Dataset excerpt
** start **
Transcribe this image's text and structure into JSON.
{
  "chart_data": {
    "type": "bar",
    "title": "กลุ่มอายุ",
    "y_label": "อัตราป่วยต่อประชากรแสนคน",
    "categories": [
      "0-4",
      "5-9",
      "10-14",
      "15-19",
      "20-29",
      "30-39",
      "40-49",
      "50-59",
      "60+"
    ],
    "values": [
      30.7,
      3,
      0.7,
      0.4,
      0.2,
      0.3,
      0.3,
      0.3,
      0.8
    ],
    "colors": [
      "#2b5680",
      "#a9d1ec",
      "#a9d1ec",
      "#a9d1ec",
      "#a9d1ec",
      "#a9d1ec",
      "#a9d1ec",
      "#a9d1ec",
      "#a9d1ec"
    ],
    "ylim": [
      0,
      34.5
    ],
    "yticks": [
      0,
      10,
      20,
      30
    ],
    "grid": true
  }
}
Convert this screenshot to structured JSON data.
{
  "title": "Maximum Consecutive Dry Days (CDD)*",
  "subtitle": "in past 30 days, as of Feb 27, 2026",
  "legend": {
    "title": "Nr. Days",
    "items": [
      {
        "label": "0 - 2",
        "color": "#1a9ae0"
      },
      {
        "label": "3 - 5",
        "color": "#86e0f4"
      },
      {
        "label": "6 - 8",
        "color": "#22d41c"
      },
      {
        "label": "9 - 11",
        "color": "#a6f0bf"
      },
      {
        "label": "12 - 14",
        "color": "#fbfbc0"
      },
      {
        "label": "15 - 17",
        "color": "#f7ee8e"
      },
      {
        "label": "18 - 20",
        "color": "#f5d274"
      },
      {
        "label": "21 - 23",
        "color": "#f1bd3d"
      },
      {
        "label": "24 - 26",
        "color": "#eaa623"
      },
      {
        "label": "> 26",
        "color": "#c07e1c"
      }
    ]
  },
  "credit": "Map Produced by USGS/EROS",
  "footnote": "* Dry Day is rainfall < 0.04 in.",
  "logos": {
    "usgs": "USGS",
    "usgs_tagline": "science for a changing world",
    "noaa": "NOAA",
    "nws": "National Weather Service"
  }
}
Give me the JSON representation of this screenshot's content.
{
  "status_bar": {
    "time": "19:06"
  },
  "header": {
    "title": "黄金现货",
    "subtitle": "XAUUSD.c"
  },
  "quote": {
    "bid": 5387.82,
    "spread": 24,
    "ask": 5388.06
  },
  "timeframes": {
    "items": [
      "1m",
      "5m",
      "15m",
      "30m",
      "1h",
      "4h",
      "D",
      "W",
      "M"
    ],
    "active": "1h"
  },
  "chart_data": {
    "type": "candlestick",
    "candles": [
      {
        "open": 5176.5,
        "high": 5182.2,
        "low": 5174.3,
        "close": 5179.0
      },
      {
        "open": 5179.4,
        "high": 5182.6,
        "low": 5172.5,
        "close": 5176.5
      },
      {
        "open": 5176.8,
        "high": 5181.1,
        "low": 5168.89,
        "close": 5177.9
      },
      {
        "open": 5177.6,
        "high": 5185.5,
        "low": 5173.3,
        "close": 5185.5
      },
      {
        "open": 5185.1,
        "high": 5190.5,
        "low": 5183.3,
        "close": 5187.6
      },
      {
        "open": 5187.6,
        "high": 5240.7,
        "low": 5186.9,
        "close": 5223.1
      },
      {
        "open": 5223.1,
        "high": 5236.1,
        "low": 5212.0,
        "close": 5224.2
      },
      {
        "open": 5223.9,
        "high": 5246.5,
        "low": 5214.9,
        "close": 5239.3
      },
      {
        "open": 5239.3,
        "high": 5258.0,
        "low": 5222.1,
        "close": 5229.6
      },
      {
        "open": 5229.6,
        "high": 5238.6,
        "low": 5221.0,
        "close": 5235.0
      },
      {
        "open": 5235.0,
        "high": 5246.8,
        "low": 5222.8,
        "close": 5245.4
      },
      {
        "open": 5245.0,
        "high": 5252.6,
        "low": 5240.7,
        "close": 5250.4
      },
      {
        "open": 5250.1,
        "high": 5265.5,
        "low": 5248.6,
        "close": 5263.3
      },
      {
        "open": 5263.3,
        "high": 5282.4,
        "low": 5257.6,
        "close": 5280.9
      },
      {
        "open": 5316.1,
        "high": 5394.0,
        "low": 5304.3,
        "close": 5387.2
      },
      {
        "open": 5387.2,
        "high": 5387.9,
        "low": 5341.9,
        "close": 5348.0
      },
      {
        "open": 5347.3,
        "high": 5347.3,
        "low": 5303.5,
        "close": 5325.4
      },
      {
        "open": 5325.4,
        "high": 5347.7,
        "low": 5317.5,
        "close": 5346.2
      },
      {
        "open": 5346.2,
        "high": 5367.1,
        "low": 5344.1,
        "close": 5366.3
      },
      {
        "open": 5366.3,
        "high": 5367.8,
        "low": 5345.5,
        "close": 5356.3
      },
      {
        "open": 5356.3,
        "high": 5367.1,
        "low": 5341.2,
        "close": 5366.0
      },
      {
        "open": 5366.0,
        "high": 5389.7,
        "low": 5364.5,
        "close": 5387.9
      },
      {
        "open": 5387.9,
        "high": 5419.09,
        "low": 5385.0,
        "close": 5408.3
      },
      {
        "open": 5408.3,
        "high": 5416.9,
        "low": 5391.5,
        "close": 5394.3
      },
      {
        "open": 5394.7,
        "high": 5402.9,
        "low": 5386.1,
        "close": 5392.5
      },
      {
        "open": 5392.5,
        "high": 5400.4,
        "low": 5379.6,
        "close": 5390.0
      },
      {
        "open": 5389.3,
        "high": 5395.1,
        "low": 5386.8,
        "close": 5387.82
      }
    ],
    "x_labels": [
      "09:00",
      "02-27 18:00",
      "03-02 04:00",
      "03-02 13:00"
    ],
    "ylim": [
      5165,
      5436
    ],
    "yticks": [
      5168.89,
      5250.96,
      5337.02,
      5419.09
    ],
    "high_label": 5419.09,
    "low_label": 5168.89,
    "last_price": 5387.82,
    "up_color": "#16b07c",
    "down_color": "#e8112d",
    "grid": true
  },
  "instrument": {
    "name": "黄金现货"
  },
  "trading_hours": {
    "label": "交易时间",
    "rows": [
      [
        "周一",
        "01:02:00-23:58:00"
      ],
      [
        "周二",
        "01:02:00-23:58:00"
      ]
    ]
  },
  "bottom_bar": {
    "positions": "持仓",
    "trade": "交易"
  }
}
** end **
REQUIREMENT. Scan the material above. Extract every line in which the word "screenshot" occurs.

RESPONSE TO THE EXERCISE.
Convert this screenshot to structured JSON data.
Give me the JSON representation of this screenshot's content.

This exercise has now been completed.